== EXTRACT
# M3 vs Supercharged S2K



## taimoor (Feb 3, 2003)

Buddy of mine has a comptech supercharged S2K claims to put out 320hp on a cold night close to 330hp. Hes always talking about how he smoked an M3 bla bla but i dont buy it.
So im getting my hands on a 2003 coupe SMG tonight and its ON!!!
What do you guys think? were gonna go 0-120, 0-60 and from a rolling start of 30. The M3 is a heavy ride, but im hoping i pull so much form him that he wont make it back.

Stay tuned tonight for details!!!!!!!!!!!


----------



## Mr. The Edge (Dec 19, 2001)

which track are y'all going to?


----------



## taimoor (Feb 3, 2003)

errrr track... none... just somewhere... it dont matter... 
what do u think though?


----------



## RCK (Jan 29, 2003)

atyclb said:


> which track are y'all going to?


I dont think they are going to a track :eeps:


----------



## Pakisho (Feb 6, 2003)

Youre getting walked. 

Badly. 


:rofl:


----------



## RCK (Jan 29, 2003)

Excuse my ignorance, but how does one get their hands on an M3?


----------



## taimoor (Feb 3, 2003)

Good question luke, dealer :nono::nono::nono::nono:ed up bla bla bla.... loaner !!!...


----------



## RCK (Jan 29, 2003)

taimoor said:


> Good question luke, dealer :nono::nono::nono::nono:ed up bla bla bla.... loaner !!!...
====
§ **EXERCISES TO COMPLETE**
a - Answer these questions from the forum thread comparing the M3 and the supercharged S2K:
(i) What brand of supercharger is on the friend's S2K?
(ii) Which three runs are planned for the two cars?
(iii) How is taimoor getting access to the M3?
b - Write the next part of the forum thread about the M3 and the supercharged S2K, starting after the quoted line that closes it.
== PROVIDED DATA
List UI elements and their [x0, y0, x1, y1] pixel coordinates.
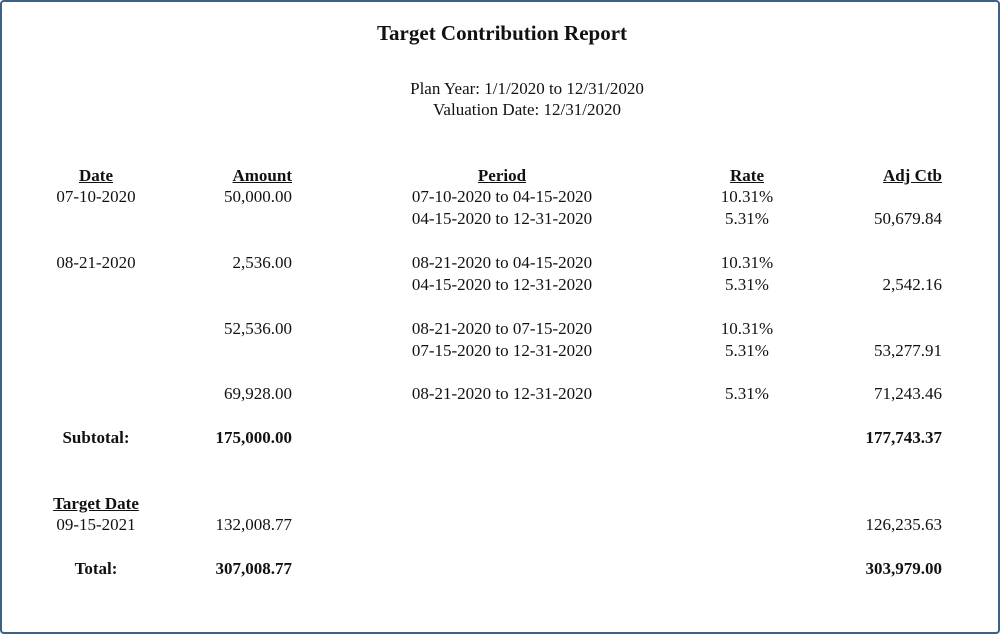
header-amount: Amount: [232, 166, 292, 185]
report-title: Target Contribution Report: [376, 21, 628, 45]
header-rate: Rate: [730, 166, 764, 185]
row-period: 08-21-2020 to 07-15-2020: [411, 319, 593, 338]
row-rate: 10.31%: [720, 319, 774, 338]
subtotal-adj-ctb: 177,743.37: [865, 428, 943, 447]
row-adj-ctb: 53,277.91: [874, 341, 942, 360]
total-amount: 307,008.77: [215, 559, 293, 578]
target-amount: 132,008.77: [215, 515, 293, 534]
row-period: 08-21-2020 to 04-15-2020: [411, 253, 593, 272]
row-period: 07-15-2020 to 12-31-2020: [411, 341, 593, 360]
target-adj-ctb: 126,235.63: [865, 515, 943, 534]
target-date-header: Target Date: [53, 494, 139, 513]
row-adj-ctb: 2,542.16: [882, 275, 943, 294]
row-adj-ctb: 50,679.84: [874, 209, 942, 228]
header-adj-ctb: Adj Ctb: [882, 166, 942, 185]
row-period: 08-21-2020 to 12-31-2020: [411, 384, 593, 403]
row-amount: 50,000.00: [224, 187, 292, 206]
total-label: Total:: [74, 559, 118, 578]
row-date: 08-21-2020: [56, 253, 136, 272]
row-rate: 5.31%: [725, 341, 769, 360]
row-date: 07-10-2020: [56, 187, 136, 206]
row-amount: 52,536.00: [224, 319, 292, 338]
header-date: Date: [79, 166, 113, 185]
valuation-date: Valuation Date: 12/31/2020: [433, 100, 621, 119]
row-amount: 69,928.00: [224, 384, 292, 403]
total-adj-ctb: 303,979.00: [865, 559, 943, 578]
row-rate: 5.31%: [725, 384, 769, 403]
row-rate: 10.31%: [720, 187, 774, 206]
row-amount: 2,536.00: [232, 253, 293, 272]
row-period: 07-10-2020 to 04-15-2020: [411, 187, 593, 206]
subtotal-label: Subtotal:: [62, 428, 130, 447]
subtotal-amount: 175,000.00: [215, 428, 293, 447]
target-date: 09-15-2021: [56, 515, 136, 534]
row-period: 04-15-2020 to 12-31-2020: [411, 209, 593, 228]
row-adj-ctb: 71,243.46: [874, 384, 942, 403]
header-period: Period: [477, 166, 527, 185]
row-rate: 10.31%: [720, 253, 774, 272]
row-period: 04-15-2020 to 12-31-2020: [411, 275, 593, 294]
plan-year: Plan Year: 1/1/2020 to 12/31/2020: [410, 79, 644, 98]
row-rate: 5.31%: [725, 275, 769, 294]
row-rate: 5.31%: [725, 209, 769, 228]
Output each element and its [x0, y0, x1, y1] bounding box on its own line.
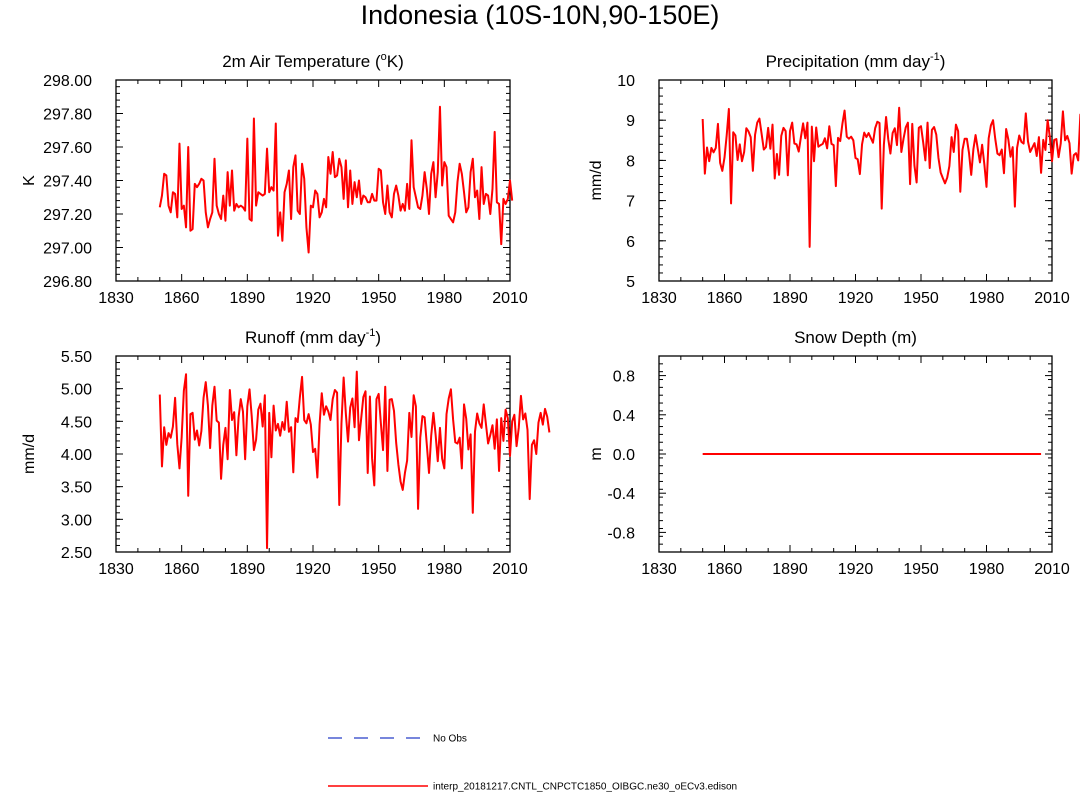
y-tick-label: 4.00	[61, 447, 92, 464]
y-tick-label: 3.50	[61, 480, 92, 497]
x-tick-label: 1980	[427, 290, 463, 307]
x-tick-label: 1860	[707, 290, 743, 307]
series-line	[701, 106, 1080, 248]
plot-frame	[658, 79, 1053, 282]
panel-title: 2m Air Temperature (oK)	[222, 51, 404, 71]
x-tick-label: 1890	[772, 290, 808, 307]
x-tick-label: 1980	[969, 561, 1005, 578]
y-tick-label: -0.8	[607, 525, 635, 542]
plot-frame	[115, 79, 511, 282]
y-tick-label: 2.50	[61, 545, 92, 562]
panel-precipitation: Precipitation (mm day-1) 1830 1860 1890 1920…	[588, 51, 1080, 307]
y-tick-label: 298.00	[43, 73, 92, 90]
y-tick-label: 297.40	[43, 174, 92, 191]
x-tick-label: 1860	[164, 561, 200, 578]
x-tick-label: 1920	[838, 561, 874, 578]
panel-title: Precipitation (mm day-1)	[766, 51, 946, 71]
x-tick-label: 1920	[295, 561, 331, 578]
title-tail: K)	[387, 52, 404, 71]
y-tick-label: 7	[626, 194, 635, 211]
x-tick-label: 1950	[903, 561, 939, 578]
title-superscript: o	[381, 51, 387, 63]
y-tick-label: 297.60	[43, 140, 92, 157]
y-tick-label: 296.80	[43, 274, 92, 291]
panel-runoff: Runoff (mm day-1) 1830 1860 1890 1920 1950 198…	[21, 327, 551, 578]
y-axis-label: m	[588, 447, 605, 460]
title-main: 2m Air Temperature (	[222, 52, 381, 71]
x-tick-label: 1920	[838, 290, 874, 307]
panel-title: Runoff (mm day-1)	[245, 327, 381, 347]
x-tick-label: 1830	[641, 290, 677, 307]
x-tick-label: 1890	[772, 561, 808, 578]
legend-model-label: interp_20181217.CNTL_CNPCTC1850_OIBGC.ne…	[433, 782, 737, 793]
y-axis-label: K	[21, 175, 38, 186]
x-tick-label: 1950	[903, 290, 939, 307]
x-tick-label: 1830	[98, 561, 134, 578]
y-tick-label: 297.80	[43, 107, 92, 124]
y-axis-label: mm/d	[21, 434, 38, 474]
x-tick-label: 1860	[707, 561, 743, 578]
title-main: Precipitation (mm day	[766, 52, 931, 71]
plot-frame	[115, 355, 511, 553]
x-tick-label: 2010	[1034, 290, 1070, 307]
title-superscript: -1	[930, 51, 940, 63]
y-tick-label: 6	[626, 234, 635, 251]
series-line	[158, 370, 551, 550]
x-tick-label: 1860	[164, 290, 200, 307]
y-tick-label: 0.4	[613, 408, 635, 425]
y-tick-label: -0.4	[607, 486, 635, 503]
title-main: Snow Depth (m)	[794, 328, 917, 347]
panel-air-temperature: 2m Air Temperature (oK) 1830 1860 1890 1920 1…	[21, 51, 528, 307]
y-tick-label: 0.8	[613, 369, 635, 386]
y-tick-label: 297.00	[43, 241, 92, 258]
x-tick-label: 1920	[295, 290, 331, 307]
x-tick-label: 1980	[427, 561, 463, 578]
y-tick-label: 8	[626, 153, 635, 170]
y-tick-label: 5.00	[61, 382, 92, 399]
y-tick-label: 9	[626, 113, 635, 130]
legend-obs-label: No Obs	[433, 734, 467, 745]
y-tick-label: 4.50	[61, 414, 92, 431]
y-axis-label: mm/d	[588, 161, 605, 201]
x-tick-label: 1950	[361, 290, 397, 307]
panel-title: Snow Depth (m)	[794, 328, 917, 347]
x-tick-label: 1830	[98, 290, 134, 307]
y-tick-label: 5.50	[61, 349, 92, 366]
x-tick-label: 1830	[641, 561, 677, 578]
x-tick-label: 1890	[230, 290, 266, 307]
panel-snow-depth: Snow Depth (m) 1830 1860 1890 1920 1950 1980 20…	[588, 328, 1070, 578]
y-tick-label: 0.0	[613, 447, 635, 464]
title-tail: )	[940, 52, 946, 71]
x-tick-label: 2010	[492, 290, 528, 307]
y-tick-label: 3.00	[61, 512, 92, 529]
x-tick-label: 2010	[1034, 561, 1070, 578]
legend: No Obs interp_20181217.CNTL_CNPCTC1850_O…	[328, 734, 737, 793]
title-main: Runoff (mm day	[245, 328, 366, 347]
y-tick-label: 5	[626, 274, 635, 291]
y-tick-label: 297.20	[43, 207, 92, 224]
x-tick-label: 1980	[969, 290, 1005, 307]
x-tick-label: 1890	[230, 561, 266, 578]
title-superscript: -1	[366, 327, 376, 339]
x-tick-label: 1950	[361, 561, 397, 578]
figure-title: Indonesia (10S-10N,90-150E)	[361, 0, 720, 30]
y-tick-label: 10	[617, 73, 635, 90]
x-tick-label: 2010	[492, 561, 528, 578]
series-line	[158, 105, 514, 254]
title-tail: )	[375, 328, 381, 347]
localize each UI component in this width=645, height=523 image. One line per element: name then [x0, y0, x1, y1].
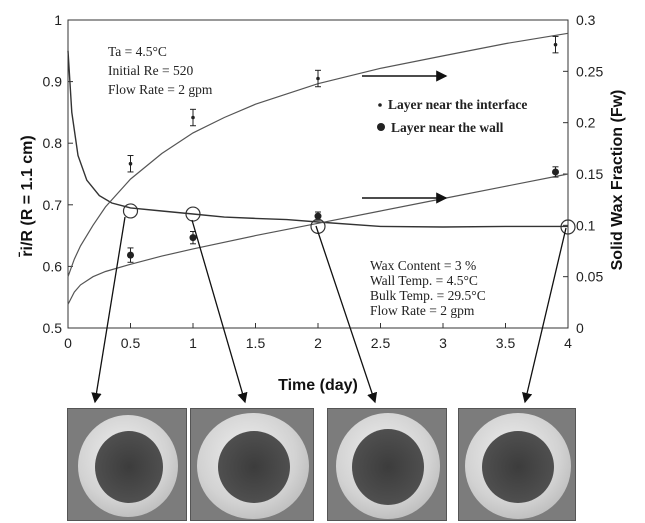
- y-right-tick-label: 0.05: [576, 269, 603, 285]
- x-tick-label: 1: [189, 335, 197, 351]
- y-left-tick-label: 0.7: [43, 197, 63, 213]
- legend-marker-interface: [378, 103, 382, 107]
- y-right-tick-label: 0.15: [576, 166, 603, 182]
- annotation-wall-temp: Wall Temp. = 4.5°C: [370, 273, 478, 288]
- cross-section-photo-4: [458, 408, 576, 521]
- legend-label-interface: Layer near the interface: [388, 97, 527, 112]
- pipe-core: [218, 431, 290, 503]
- x-tick-label: 1.5: [246, 335, 266, 351]
- wall-layer-point: [314, 212, 322, 220]
- interface-wax-fraction-line: [67, 32, 569, 277]
- wall-layer-point: [552, 168, 559, 176]
- wall-layer-point: [127, 251, 134, 259]
- annotation-flow-rate-top: Flow Rate = 2 gpm: [108, 82, 213, 97]
- annotation-flow-rate-bottom: Flow Rate = 2 gpm: [370, 303, 475, 318]
- sample-marker: [560, 219, 576, 235]
- annotation-wax-content: Wax Content = 3 %: [370, 258, 476, 273]
- y-right-tick-label: 0.3: [576, 12, 596, 28]
- x-tick-label: 4: [564, 335, 572, 351]
- interface-layer-point: [316, 76, 320, 81]
- series-layer: [67, 32, 576, 305]
- pipe-core: [352, 429, 424, 505]
- x-tick-label: 3.5: [496, 335, 516, 351]
- y-left-tick-label: 1: [54, 12, 62, 28]
- cross-section-photo-1: [67, 408, 187, 521]
- x-tick-label: 3: [439, 335, 447, 351]
- photo-arrow-3: [315, 225, 378, 404]
- y-left-tick-label: 0.8: [43, 135, 63, 151]
- interface-layer-point: [553, 42, 558, 47]
- x-axis-title: Time (day): [278, 377, 358, 394]
- legend-label-wall: Layer near the wall: [391, 120, 504, 135]
- cross-section-photo-2: [190, 408, 314, 521]
- y-left-tick-label: 0.9: [43, 74, 63, 90]
- x-tick-label: 2.5: [371, 335, 391, 351]
- interface-layer-point: [128, 161, 133, 166]
- axis-ticks: 0 0.5 1 1.5 2 2.5 3 3.5 40.50.60.70.80.9100.050.…: [43, 12, 604, 351]
- photo-arrow-4: [522, 227, 567, 404]
- pipe-core: [482, 431, 554, 503]
- legend-marker-wall: [377, 123, 385, 131]
- annotation-bulk-temp: Bulk Temp. = 29.5°C: [370, 288, 486, 303]
- photo-arrow-1: [91, 216, 126, 404]
- sample-marker: [185, 206, 201, 222]
- y-right-tick-label: 0.25: [576, 63, 603, 79]
- y-right-axis-title: Solid Wax Fraction (Fw): [609, 90, 626, 271]
- x-tick-label: 2: [314, 335, 322, 351]
- annotation-ta: Ta = 4.5°C: [108, 44, 167, 59]
- sample-marker: [122, 203, 139, 219]
- y-left-tick-label: 0.5: [43, 320, 63, 336]
- cross-section-photo-3: [327, 408, 447, 521]
- y-left-tick-label: 0.6: [43, 258, 63, 274]
- y-right-tick-label: 0: [576, 320, 584, 336]
- annotation-initial-re: Initial Re = 520: [108, 63, 193, 78]
- y-right-tick-label: 0.2: [576, 115, 596, 131]
- y-right-tick-label: 0.1: [576, 217, 596, 233]
- wall-layer-point: [189, 234, 197, 242]
- photo-arrow-2: [191, 219, 248, 404]
- y-left-axis-title: r̄i/R (R = 1.1 cm): [17, 135, 36, 257]
- normalized-radius-line: [67, 50, 568, 228]
- pipe-core: [95, 431, 163, 503]
- wall-wax-fraction-line: [67, 173, 569, 305]
- interface-layer-point: [191, 115, 195, 120]
- x-tick-label: 0.5: [121, 335, 141, 351]
- x-tick-label: 0: [64, 335, 72, 351]
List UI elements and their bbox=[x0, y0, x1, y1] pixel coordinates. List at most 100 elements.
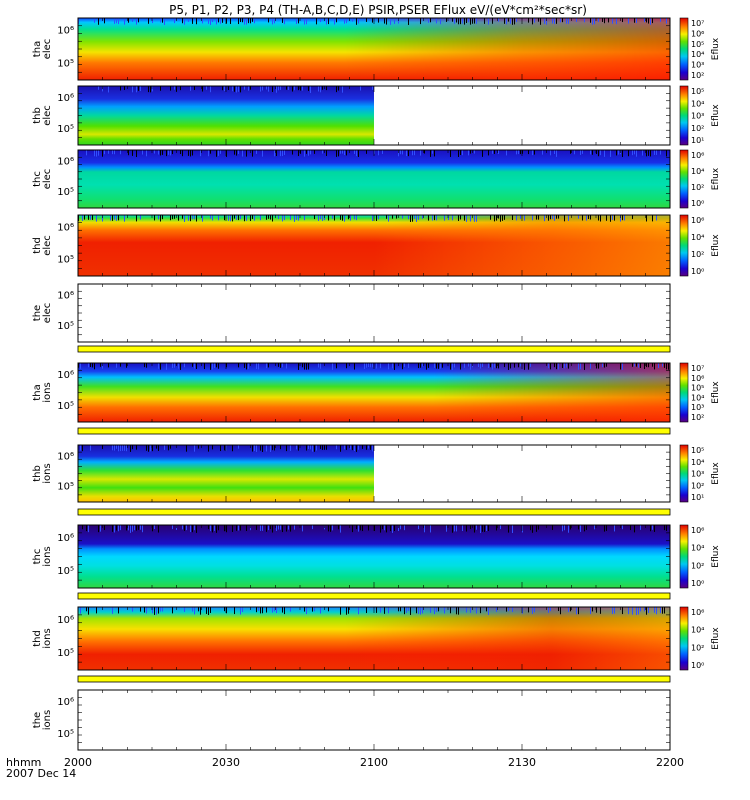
panel-thb-elec: 10⁶10⁵thbelec10⁵10⁴10³10²10¹Eflux bbox=[32, 86, 721, 145]
panel-tha-elec: 10⁶10⁵thaelec10⁷10⁶10⁵10⁴10³10²Eflux bbox=[32, 18, 721, 80]
colorbar-tick-label: 10⁰ bbox=[691, 579, 704, 588]
colorbar-tick-label: 10⁶ bbox=[691, 151, 704, 160]
colorbar-tick-label: 10⁴ bbox=[691, 233, 704, 242]
colorbar-tick-label: 10² bbox=[691, 183, 704, 192]
colorbar-tick-label: 10² bbox=[691, 643, 704, 652]
spectrogram-image bbox=[78, 525, 670, 588]
x-tick-label: 2000 bbox=[64, 756, 92, 769]
colorbar-tick-label: 10⁶ bbox=[691, 608, 704, 617]
chart-title: P5, P1, P2, P3, P4 (TH-A,B,C,D,E) PSIR,P… bbox=[169, 3, 587, 17]
x-tick-labels: 20002030210021302200 bbox=[64, 756, 684, 769]
colorbar-tick-label: 10⁷ bbox=[691, 19, 704, 28]
colorbar-tick-label: 10³ bbox=[691, 470, 704, 479]
y-tick-label: 10⁶ bbox=[57, 697, 74, 708]
colorbar-tick-label: 10⁴ bbox=[691, 393, 704, 402]
panel-label-species: ions bbox=[42, 382, 53, 402]
colorbar bbox=[680, 525, 688, 588]
colorbar-tick-label: 10² bbox=[691, 561, 704, 570]
y-tick-label: 10⁶ bbox=[57, 26, 74, 37]
y-tick-label: 10⁵ bbox=[57, 566, 74, 577]
spectrogram-overlay bbox=[78, 215, 670, 276]
colorbar-label: Eflux bbox=[711, 234, 721, 257]
y-tick-label: 10⁵ bbox=[57, 729, 74, 740]
colorbar-label: Eflux bbox=[711, 462, 721, 485]
panel-tha-ions: 10⁶10⁵thaions10⁷10⁶10⁵10⁴10³10²Eflux bbox=[32, 363, 721, 422]
colorbar-tick-label: 10⁵ bbox=[691, 446, 704, 455]
colorbar-label: Eflux bbox=[711, 381, 721, 404]
state-bar bbox=[78, 593, 670, 599]
spectrogram-overlay bbox=[78, 363, 670, 422]
colorbar-label: Eflux bbox=[711, 37, 721, 60]
y-tick-label: 10⁶ bbox=[57, 451, 74, 462]
colorbar-tick-label: 10³ bbox=[691, 112, 704, 121]
y-tick-label: 10⁵ bbox=[57, 124, 74, 135]
spectrogram-figure: P5, P1, P2, P3, P4 (TH-A,B,C,D,E) PSIR,P… bbox=[0, 0, 750, 800]
colorbar-tick-label: 10⁵ bbox=[691, 384, 704, 393]
spectrogram-panels: 10⁶10⁵thaelec10⁷10⁶10⁵10⁴10³10²Eflux10⁶1… bbox=[32, 18, 721, 750]
colorbar-tick-label: 10⁴ bbox=[691, 458, 704, 467]
spectrogram-overlay bbox=[78, 607, 670, 670]
state-bar bbox=[78, 428, 670, 434]
panel-thd-ions: 10⁶10⁵thdions10⁶10⁴10²10⁰Eflux bbox=[32, 607, 721, 670]
colorbar-tick-label: 10⁴ bbox=[691, 99, 704, 108]
x-tick-label: 2200 bbox=[656, 756, 684, 769]
y-tick-label: 10⁵ bbox=[57, 648, 74, 659]
colorbar bbox=[680, 215, 688, 276]
panel-label-species: elec bbox=[42, 169, 53, 190]
spectrogram-image bbox=[78, 150, 670, 208]
panel-label-species: elec bbox=[42, 39, 53, 60]
y-tick-label: 10⁵ bbox=[57, 255, 74, 266]
colorbar-label: Eflux bbox=[711, 627, 721, 650]
colorbar-tick-label: 10¹ bbox=[691, 136, 704, 145]
panel-label-species: ions bbox=[42, 628, 53, 648]
colorbar-label: Eflux bbox=[711, 104, 721, 127]
colorbar-tick-label: 10³ bbox=[691, 403, 704, 412]
panel-frame bbox=[78, 690, 670, 750]
panel-thc-ions: 10⁶10⁵thcions10⁶10⁴10²10⁰Eflux bbox=[32, 525, 721, 588]
y-tick-label: 10⁶ bbox=[57, 370, 74, 381]
y-tick-label: 10⁶ bbox=[57, 222, 74, 233]
colorbar-tick-label: 10² bbox=[691, 71, 704, 80]
panel-label-species: elec bbox=[42, 303, 53, 324]
y-tick-label: 10⁶ bbox=[57, 157, 74, 168]
state-bar bbox=[78, 676, 670, 682]
panel-label-species: ions bbox=[42, 710, 53, 730]
y-tick-label: 10⁶ bbox=[57, 93, 74, 104]
panel-label-species: elec bbox=[42, 235, 53, 256]
panel-thc-elec: 10⁶10⁵thcelec10⁶10⁴10²10⁰Eflux bbox=[32, 150, 721, 208]
colorbar-tick-label: 10⁰ bbox=[691, 661, 704, 670]
colorbar bbox=[680, 445, 688, 502]
spectrogram-image bbox=[78, 445, 374, 502]
y-tick-label: 10⁵ bbox=[57, 401, 74, 412]
colorbar-tick-label: 10⁶ bbox=[691, 374, 704, 383]
state-bar bbox=[78, 509, 670, 515]
colorbar-tick-label: 10⁶ bbox=[691, 526, 704, 535]
colorbar-tick-label: 10² bbox=[691, 124, 704, 133]
y-tick-label: 10⁵ bbox=[57, 58, 74, 69]
colorbar-tick-label: 10⁴ bbox=[691, 626, 704, 635]
y-tick-label: 10⁵ bbox=[57, 321, 74, 332]
colorbar-tick-label: 10⁵ bbox=[691, 40, 704, 49]
colorbar-tick-label: 10⁴ bbox=[691, 167, 704, 176]
panel-frame bbox=[78, 284, 670, 342]
colorbar-tick-label: 10⁴ bbox=[691, 50, 704, 59]
colorbar bbox=[680, 363, 688, 422]
colorbar-tick-label: 10⁴ bbox=[691, 544, 704, 553]
y-tick-label: 10⁶ bbox=[57, 291, 74, 302]
colorbar-tick-label: 10⁷ bbox=[691, 364, 704, 373]
colorbar-label: Eflux bbox=[711, 167, 721, 190]
panel-thb-ions: 10⁶10⁵thbions10⁵10⁴10³10²10¹Eflux bbox=[32, 445, 721, 502]
colorbar-tick-label: 10² bbox=[691, 413, 704, 422]
colorbar-tick-label: 10⁵ bbox=[691, 87, 704, 96]
panel-thd-elec: 10⁶10⁵thdelec10⁶10⁴10²10⁰Eflux bbox=[32, 215, 721, 276]
x-tick-label: 2130 bbox=[508, 756, 536, 769]
panel-label-species: elec bbox=[42, 105, 53, 126]
colorbar-tick-label: 10² bbox=[691, 250, 704, 259]
colorbar bbox=[680, 18, 688, 80]
y-tick-label: 10⁵ bbox=[57, 187, 74, 198]
colorbar-tick-label: 10³ bbox=[691, 61, 704, 70]
spectrogram-overlay bbox=[78, 18, 670, 80]
colorbar-tick-label: 10⁰ bbox=[691, 267, 704, 276]
spectrogram-image bbox=[78, 86, 374, 145]
colorbar-tick-label: 10⁰ bbox=[691, 199, 704, 208]
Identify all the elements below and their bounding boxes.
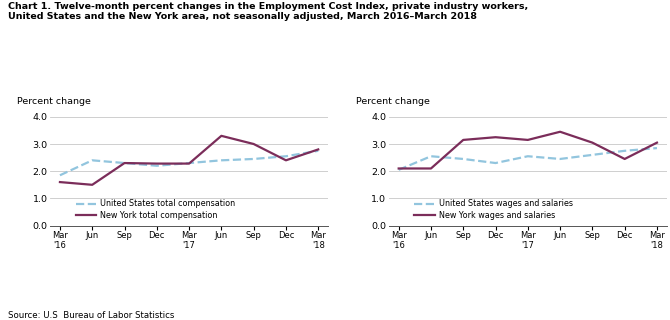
====
§ **ANSWERS BY TASK**
a -
(i) Comptech.
(ii) 0-120, 0-60, and a run from a rolling start of 30.
(iii) It is a loaner from the dealer.

b -
who the f*** is Luke


----------



## taimoor (Feb 3, 2003)

thats you young skywalker.... j/k
What do you think about the ....ahem... race ??!?!


----------



## Pakisho (Feb 6, 2003)

I call bullshit. A supercharged Honda S2000? There aint no such thing. And even if there is, it wont stand a chance against an M3. Hondas suck.


----------



## in_d_haus (Jan 2, 2002)

You will lose...if the HP stats are real ...the M3 is too heavy and not geared for drag racing


----------



## Pakisho (Feb 6, 2003)

Please, a tiny little 4 banger like the s2k couldnt possibly make 300hp. 

I predict you dust his sorry ass.


----------



## Mr. The Edge (Dec 19, 2001)

Pakisho said:


> Please, a tiny little 4 banger like the s2k couldnt possibly make 300hp.


http://www.dynospotracing.com/s2000s.htm


----------



## Pakisho (Feb 6, 2003)

Impossible. 

Photoshop?


----------



## RCK (Jan 29, 2003)

Pakisho said:


> Impossible.
> 
> Photoshop?


Not impossible my friend

I knew a guy who had a 00 nissan coupe( think it was a 200sx) with 300+ hp to the wheels


----------



## Pakisho (Feb 6, 2003)

Next thing you will tell me a taurus can make 500hp.   :rofl: :eeps:


----------



## taimoor (Feb 3, 2003)

Actually funny thing... the same guy with the supercharged s2k used to have not one but TWO Ford Taurus SHO's, one with a supercharger and used to put out around 450hp lol... ofcourse everything in that car blew up and they ended up getting a new engine for it, but that thing was QUICK!!


----------



## Pakisho (Feb 6, 2003)

Ok, Im outta here. People are smoking too much of the good stuff. 

Taimoor, good luck. 

Of course, if this guy really does have a 300+ hp s2k, which I doubt, he will play Tommy Lee to your Pamela, and nail you good.


----------



## doeboy (Sep 20, 2002)

Pakisho said:


> Impossible.
> 
> Photoshop?


Not impossible. I saw one with my very own eyes up at Laguna Seca this past Saturday at the SPEED WC races. It wasn't racing... it was on display.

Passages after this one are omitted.